-- START Information supplied --

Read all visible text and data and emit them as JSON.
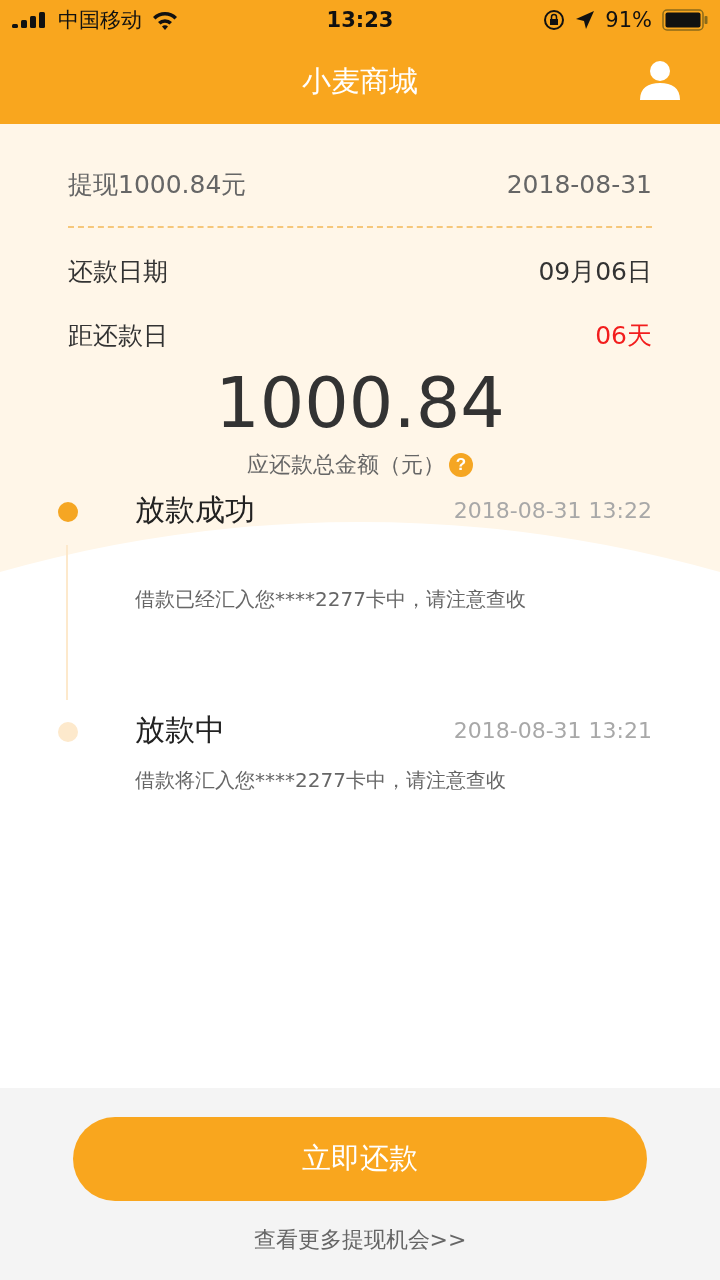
{
  "status_bar": {
    "carrier": "中国移动",
    "time": "13:23",
    "battery": "91%"
  },
  "nav": {
    "title": "小麦商城"
  },
  "summary": {
    "withdrawal": "提现1000.84元",
    "withdrawal_date": "2018-08-31",
    "rows": [
      {
        "label": "还款日期",
        "value": "09月06日",
        "highlight": false
      },
      {
        "label": "距还款日",
        "value": "06天",
        "highlight": true
      }
    ],
    "amount": "1000.84",
    "amount_label": "应还款总金额（元）",
    "help": "?"
  },
  "timeline": [
    {
      "title": "放款成功",
      "time": "2018-08-31 13:22",
      "description": "借款已经汇入您****2277卡中，请注意查收",
      "active": true
    },
    {
      "title": "放款中",
      "time": "2018-08-31 13:21",
      "description": "借款将汇入您****2277卡中，请注意查收",
      "active": false
    }
  ],
  "footer": {
    "button": "立即还款",
    "link": "查看更多提现机会>>"
  }
}
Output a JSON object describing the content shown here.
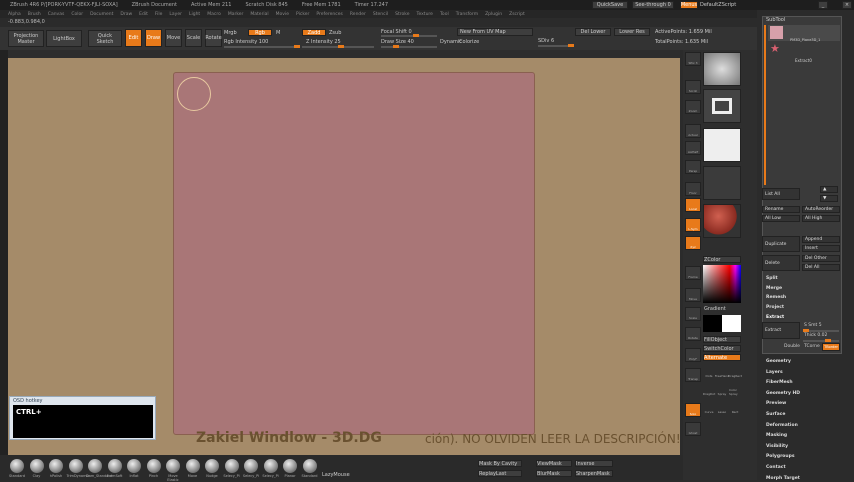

-- END Information supplied --

Task requirements = Search the entries for the word "请注意查收" and copy every line that has it.

Output below =
      "description": "借款已经汇入您****2277卡中，请注意查收",
      "description": "借款将汇入您****2277卡中，请注意查收",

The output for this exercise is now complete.